**Exercise instructions:** Copy out each line that mentions the word "الخطيب".

**Records to use:**
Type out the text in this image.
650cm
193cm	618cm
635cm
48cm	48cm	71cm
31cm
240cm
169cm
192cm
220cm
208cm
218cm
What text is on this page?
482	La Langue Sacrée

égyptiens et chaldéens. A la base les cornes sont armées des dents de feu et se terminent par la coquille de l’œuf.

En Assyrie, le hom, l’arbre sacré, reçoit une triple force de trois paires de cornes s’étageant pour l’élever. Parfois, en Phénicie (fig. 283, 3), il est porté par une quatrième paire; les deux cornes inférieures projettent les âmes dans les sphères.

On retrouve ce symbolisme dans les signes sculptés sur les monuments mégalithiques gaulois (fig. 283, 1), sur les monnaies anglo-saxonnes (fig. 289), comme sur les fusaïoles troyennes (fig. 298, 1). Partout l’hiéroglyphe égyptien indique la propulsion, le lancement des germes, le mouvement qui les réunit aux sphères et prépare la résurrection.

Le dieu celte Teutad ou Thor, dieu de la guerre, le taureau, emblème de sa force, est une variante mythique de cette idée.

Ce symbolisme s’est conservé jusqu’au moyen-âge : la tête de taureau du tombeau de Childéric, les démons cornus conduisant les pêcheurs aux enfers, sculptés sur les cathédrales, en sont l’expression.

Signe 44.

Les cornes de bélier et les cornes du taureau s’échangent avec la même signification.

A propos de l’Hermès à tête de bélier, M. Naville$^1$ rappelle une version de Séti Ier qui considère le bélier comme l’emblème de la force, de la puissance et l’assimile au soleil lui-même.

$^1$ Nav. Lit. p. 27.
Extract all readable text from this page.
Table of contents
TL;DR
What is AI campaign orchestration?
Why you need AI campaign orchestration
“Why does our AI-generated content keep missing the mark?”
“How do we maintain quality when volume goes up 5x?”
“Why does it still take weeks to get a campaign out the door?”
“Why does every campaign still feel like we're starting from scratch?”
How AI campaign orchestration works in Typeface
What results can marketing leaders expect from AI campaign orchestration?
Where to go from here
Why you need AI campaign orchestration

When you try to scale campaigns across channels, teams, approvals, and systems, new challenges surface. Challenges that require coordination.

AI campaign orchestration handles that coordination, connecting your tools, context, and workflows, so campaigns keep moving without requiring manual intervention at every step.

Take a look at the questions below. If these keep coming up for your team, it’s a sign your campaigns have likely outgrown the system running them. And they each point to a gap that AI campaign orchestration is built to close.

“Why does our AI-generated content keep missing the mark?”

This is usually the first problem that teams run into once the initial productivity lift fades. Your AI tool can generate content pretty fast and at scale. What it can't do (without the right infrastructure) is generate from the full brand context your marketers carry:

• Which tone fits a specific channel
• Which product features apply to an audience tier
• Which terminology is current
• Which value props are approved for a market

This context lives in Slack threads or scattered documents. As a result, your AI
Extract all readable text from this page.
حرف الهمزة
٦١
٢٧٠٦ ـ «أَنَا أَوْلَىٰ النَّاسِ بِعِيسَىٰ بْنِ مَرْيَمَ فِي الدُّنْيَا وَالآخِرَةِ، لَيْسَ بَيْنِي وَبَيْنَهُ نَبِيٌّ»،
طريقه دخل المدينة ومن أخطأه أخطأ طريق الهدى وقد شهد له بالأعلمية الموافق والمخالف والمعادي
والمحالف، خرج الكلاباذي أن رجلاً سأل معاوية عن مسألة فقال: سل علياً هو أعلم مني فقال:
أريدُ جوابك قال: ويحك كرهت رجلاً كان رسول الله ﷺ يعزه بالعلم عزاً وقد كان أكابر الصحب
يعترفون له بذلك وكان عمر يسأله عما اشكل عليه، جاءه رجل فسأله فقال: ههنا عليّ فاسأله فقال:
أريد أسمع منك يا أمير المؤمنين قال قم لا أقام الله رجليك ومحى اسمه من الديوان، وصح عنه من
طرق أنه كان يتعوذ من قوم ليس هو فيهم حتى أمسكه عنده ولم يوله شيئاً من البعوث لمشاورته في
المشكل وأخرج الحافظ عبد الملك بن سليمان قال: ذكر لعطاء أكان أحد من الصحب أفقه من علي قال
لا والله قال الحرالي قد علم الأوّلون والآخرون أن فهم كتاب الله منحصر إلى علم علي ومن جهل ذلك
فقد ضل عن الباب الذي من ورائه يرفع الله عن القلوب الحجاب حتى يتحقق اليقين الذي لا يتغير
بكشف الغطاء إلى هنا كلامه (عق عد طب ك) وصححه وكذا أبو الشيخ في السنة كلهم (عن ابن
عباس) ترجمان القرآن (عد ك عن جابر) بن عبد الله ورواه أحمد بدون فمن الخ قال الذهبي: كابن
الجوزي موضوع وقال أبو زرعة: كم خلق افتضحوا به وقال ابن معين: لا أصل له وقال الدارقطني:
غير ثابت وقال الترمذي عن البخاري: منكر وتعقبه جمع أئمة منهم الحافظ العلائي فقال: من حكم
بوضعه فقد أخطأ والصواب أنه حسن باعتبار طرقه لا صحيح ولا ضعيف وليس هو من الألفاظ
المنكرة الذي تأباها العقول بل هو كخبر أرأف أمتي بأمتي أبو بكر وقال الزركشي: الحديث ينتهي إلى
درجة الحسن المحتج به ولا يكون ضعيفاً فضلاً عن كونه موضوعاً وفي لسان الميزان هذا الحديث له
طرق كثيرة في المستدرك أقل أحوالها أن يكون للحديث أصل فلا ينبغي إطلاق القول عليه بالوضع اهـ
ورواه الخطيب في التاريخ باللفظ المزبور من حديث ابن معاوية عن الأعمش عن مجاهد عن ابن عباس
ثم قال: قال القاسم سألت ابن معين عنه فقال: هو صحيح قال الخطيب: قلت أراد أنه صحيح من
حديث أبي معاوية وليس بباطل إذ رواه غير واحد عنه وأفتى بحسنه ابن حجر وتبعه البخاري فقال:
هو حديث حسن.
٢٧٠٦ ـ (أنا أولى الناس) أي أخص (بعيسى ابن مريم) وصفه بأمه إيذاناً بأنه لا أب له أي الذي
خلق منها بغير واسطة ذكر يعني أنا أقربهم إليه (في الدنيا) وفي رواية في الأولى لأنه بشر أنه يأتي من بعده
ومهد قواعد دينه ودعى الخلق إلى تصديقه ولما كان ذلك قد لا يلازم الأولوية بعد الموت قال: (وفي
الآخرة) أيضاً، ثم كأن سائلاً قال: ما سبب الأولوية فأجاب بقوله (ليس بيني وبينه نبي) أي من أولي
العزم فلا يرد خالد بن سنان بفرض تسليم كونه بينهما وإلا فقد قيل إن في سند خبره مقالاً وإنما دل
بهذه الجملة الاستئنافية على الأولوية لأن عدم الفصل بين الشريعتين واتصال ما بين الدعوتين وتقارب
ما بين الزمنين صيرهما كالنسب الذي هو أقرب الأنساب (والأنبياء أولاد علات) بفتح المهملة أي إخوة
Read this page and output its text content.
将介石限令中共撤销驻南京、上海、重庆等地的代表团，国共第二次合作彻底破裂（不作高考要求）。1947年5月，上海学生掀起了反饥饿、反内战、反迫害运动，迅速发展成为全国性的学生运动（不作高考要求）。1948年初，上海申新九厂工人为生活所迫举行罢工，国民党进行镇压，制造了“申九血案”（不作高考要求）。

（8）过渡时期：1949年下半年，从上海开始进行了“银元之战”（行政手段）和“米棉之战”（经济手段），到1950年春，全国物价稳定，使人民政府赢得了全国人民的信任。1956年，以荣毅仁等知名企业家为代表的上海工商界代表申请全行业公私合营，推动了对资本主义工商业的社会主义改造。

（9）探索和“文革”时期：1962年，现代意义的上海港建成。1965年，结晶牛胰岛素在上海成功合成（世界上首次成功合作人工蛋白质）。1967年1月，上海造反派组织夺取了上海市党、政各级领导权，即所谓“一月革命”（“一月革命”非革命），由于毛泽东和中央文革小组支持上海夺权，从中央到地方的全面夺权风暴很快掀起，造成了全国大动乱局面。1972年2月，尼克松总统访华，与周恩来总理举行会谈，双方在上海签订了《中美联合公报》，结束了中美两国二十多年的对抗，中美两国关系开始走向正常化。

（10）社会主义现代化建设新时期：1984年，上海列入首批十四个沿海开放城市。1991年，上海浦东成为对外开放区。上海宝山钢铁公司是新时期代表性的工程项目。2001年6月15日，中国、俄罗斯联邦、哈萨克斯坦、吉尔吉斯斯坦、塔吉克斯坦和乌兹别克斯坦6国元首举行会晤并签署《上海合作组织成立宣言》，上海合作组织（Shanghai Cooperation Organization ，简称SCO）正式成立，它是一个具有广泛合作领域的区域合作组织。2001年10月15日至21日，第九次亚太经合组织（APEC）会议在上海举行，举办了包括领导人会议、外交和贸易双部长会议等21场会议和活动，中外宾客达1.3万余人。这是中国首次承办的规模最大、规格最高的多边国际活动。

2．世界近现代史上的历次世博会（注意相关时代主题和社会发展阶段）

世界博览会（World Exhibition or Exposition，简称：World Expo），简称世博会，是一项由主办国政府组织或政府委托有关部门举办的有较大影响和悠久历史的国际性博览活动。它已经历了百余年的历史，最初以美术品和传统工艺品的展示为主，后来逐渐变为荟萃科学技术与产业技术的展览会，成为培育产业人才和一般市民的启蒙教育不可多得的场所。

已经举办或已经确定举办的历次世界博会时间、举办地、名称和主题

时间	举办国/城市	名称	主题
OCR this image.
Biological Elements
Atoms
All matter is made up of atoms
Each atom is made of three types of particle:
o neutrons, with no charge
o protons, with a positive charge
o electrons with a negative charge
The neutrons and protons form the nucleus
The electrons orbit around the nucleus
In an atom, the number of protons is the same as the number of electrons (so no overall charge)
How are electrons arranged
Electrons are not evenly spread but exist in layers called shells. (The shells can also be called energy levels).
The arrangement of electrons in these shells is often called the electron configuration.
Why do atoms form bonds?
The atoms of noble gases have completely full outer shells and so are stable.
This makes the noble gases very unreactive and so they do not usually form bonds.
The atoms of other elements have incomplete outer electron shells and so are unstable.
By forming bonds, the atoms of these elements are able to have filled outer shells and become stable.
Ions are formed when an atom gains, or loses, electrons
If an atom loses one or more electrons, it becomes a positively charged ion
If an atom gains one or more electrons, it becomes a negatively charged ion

**Correct result:**
ورواه الخطيب في التاريخ باللفظ المزبور من حديث ابن معاوية عن الأعمش عن مجاهد عن ابن عباس
ثم قال: قال القاسم سألت ابن معين عنه فقال: هو صحيح قال الخطيب: قلت أراد أنه صحيح من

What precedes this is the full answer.